## begin Supplied entries

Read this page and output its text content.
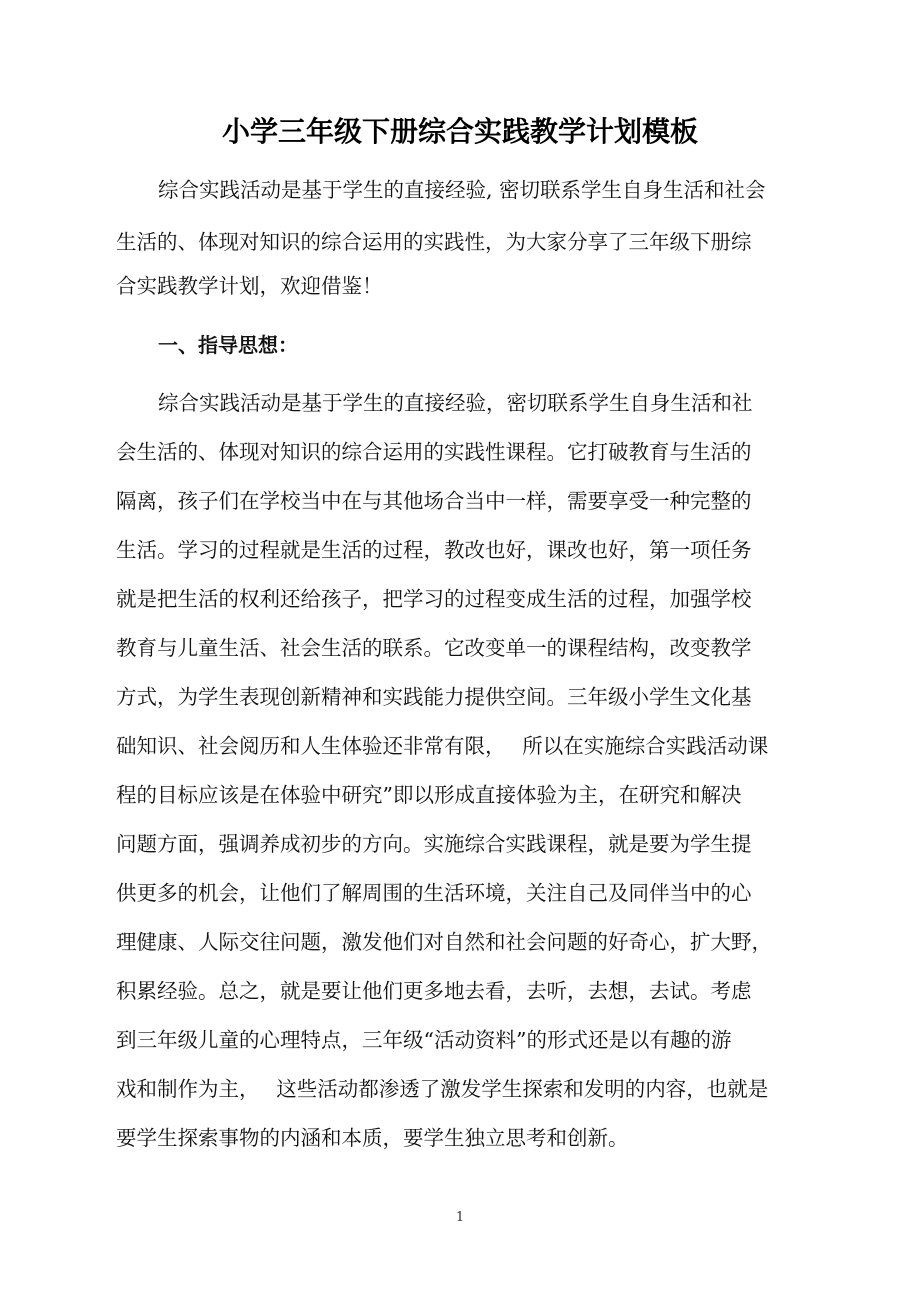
小学三年级下册综合实践教学计划模板

综合实践活动是基于学生的直接经验, 密切联系学生自身生活和社会

生活的、体现对知识的综合运用的实践性，为大家分享了三年级下册综

合实践教学计划，欢迎借鉴！

一、指导思想：

综合实践活动是基于学生的直接经验，密切联系学生自身生活和社

会生活的、体现对知识的综合运用的实践性课程。它打破教育与生活的

隔离，孩子们在学校当中在与其他场合当中一样，需要享受一种完整的

生活。学习的过程就是生活的过程，教改也好，课改也好，第一项任务

就是把生活的权利还给孩子，把学习的过程变成生活的过程，加强学校

教育与儿童生活、社会生活的联系。它改变单一的课程结构，改变教学

方式，为学生表现创新精神和实践能力提供空间。三年级小学生文化基

础知识、社会阅历和人生体验还非常有限，　 所以在实施综合实践活动课

程的目标应该是在体验中研究”即以形成直接体验为主，在研究和解决

问题方面，强调养成初步的方向。实施综合实践课程，就是要为学生提

供更多的机会，让他们了解周围的生活环境，关注自己及同伴当中的心

理健康、人际交往问题，激发他们对自然和社会问题的好奇心，扩大野，

积累经验。总之，就是要让他们更多地去看，去听，去想，去试。考虑

到三年级儿童的心理特点，三年级“活动资料”的形式还是以有趣的游

戏和制作为主，　 这些活动都渗透了激发学生探索和发明的内容，也就是

要学生探索事物的内涵和本质，要学生独立思考和创新。

1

## end Supplied entries

- **What the task requires**: Transcribe the records above exactly, omitting every picture they contain.

- **Completed exercise**:
Read this page and output its text content.
小学三年级下册综合实践教学计划模板

综合实践活动是基于学生的直接经验, 密切联系学生自身生活和社会

生活的、体现对知识的综合运用的实践性，为大家分享了三年级下册综

合实践教学计划，欢迎借鉴！

一、指导思想：

综合实践活动是基于学生的直接经验，密切联系学生自身生活和社

会生活的、体现对知识的综合运用的实践性课程。它打破教育与生活的

隔离，孩子们在学校当中在与其他场合当中一样，需要享受一种完整的

生活。学习的过程就是生活的过程，教改也好，课改也好，第一项任务

就是把生活的权利还给孩子，把学习的过程变成生活的过程，加强学校

教育与儿童生活、社会生活的联系。它改变单一的课程结构，改变教学

方式，为学生表现创新精神和实践能力提供空间。三年级小学生文化基

础知识、社会阅历和人生体验还非常有限，　 所以在实施综合实践活动课

程的目标应该是在体验中研究”即以形成直接体验为主，在研究和解决

问题方面，强调养成初步的方向。实施综合实践课程，就是要为学生提

供更多的机会，让他们了解周围的生活环境，关注自己及同伴当中的心

理健康、人际交往问题，激发他们对自然和社会问题的好奇心，扩大野，

积累经验。总之，就是要让他们更多地去看，去听，去想，去试。考虑

到三年级儿童的心理特点，三年级“活动资料”的形式还是以有趣的游

戏和制作为主，　 这些活动都渗透了激发学生探索和发明的内容，也就是

要学生探索事物的内涵和本质，要学生独立思考和创新。

1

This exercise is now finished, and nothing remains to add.